Written instruction ▸ Copy every line from the material below that holds "verification".

::: Data excerpts

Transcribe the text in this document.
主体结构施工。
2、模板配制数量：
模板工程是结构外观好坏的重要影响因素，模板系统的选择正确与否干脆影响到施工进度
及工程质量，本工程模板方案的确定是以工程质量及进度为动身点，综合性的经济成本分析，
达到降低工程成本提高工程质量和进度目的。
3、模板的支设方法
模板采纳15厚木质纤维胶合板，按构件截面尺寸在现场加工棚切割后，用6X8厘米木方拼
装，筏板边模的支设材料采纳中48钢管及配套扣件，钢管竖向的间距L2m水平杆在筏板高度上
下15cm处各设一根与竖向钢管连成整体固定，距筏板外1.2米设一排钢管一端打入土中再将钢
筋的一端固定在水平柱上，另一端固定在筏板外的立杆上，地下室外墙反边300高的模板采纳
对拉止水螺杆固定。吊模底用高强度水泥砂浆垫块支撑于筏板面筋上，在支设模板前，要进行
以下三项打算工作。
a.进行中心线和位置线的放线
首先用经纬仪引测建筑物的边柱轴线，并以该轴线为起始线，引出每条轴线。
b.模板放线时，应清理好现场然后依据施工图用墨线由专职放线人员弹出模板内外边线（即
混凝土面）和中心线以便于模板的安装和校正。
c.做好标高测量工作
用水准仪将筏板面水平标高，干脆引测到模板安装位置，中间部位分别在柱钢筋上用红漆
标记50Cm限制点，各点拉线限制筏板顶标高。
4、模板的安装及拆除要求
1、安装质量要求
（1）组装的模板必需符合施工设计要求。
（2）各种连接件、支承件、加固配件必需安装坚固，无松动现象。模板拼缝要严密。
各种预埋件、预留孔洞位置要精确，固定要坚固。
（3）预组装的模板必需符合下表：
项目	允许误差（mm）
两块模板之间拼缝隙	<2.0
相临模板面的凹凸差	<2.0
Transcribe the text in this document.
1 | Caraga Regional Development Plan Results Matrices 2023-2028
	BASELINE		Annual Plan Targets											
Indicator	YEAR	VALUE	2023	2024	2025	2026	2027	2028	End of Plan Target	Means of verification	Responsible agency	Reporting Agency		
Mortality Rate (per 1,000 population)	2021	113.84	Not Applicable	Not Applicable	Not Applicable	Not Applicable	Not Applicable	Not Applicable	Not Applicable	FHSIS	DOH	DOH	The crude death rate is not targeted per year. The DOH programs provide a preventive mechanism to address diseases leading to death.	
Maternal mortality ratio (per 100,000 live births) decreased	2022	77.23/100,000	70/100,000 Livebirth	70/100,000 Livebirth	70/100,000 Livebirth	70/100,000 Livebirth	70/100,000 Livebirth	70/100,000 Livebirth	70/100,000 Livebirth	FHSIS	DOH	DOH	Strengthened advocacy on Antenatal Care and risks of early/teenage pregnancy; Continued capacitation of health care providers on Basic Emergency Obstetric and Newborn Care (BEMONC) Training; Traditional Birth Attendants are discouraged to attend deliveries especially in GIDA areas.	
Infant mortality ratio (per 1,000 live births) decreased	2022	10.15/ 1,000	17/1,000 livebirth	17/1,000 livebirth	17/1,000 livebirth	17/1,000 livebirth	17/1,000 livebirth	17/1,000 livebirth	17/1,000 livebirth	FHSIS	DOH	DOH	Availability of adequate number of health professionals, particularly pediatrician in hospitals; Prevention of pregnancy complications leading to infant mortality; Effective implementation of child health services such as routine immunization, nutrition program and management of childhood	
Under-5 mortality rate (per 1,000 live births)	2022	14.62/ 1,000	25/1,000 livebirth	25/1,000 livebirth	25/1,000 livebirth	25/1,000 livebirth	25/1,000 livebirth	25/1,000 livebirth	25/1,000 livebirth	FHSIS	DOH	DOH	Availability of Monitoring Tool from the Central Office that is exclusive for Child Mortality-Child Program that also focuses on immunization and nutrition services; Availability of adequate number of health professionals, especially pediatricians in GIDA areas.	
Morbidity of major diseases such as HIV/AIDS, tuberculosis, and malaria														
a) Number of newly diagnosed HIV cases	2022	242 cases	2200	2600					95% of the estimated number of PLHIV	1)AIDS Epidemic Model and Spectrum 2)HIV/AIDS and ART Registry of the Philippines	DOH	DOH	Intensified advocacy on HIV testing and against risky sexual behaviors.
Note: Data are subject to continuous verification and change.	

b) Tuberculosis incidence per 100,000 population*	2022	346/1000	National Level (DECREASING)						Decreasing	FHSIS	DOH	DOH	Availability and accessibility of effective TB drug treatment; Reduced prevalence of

::::::

Completed exercise ▸
Indicator	YEAR	VALUE	2023	2024	2025	2026	2027	2028	End of Plan Target	Means of verification	Responsible agency	Reporting Agency		
Note: Data are subject to continuous verification and change.	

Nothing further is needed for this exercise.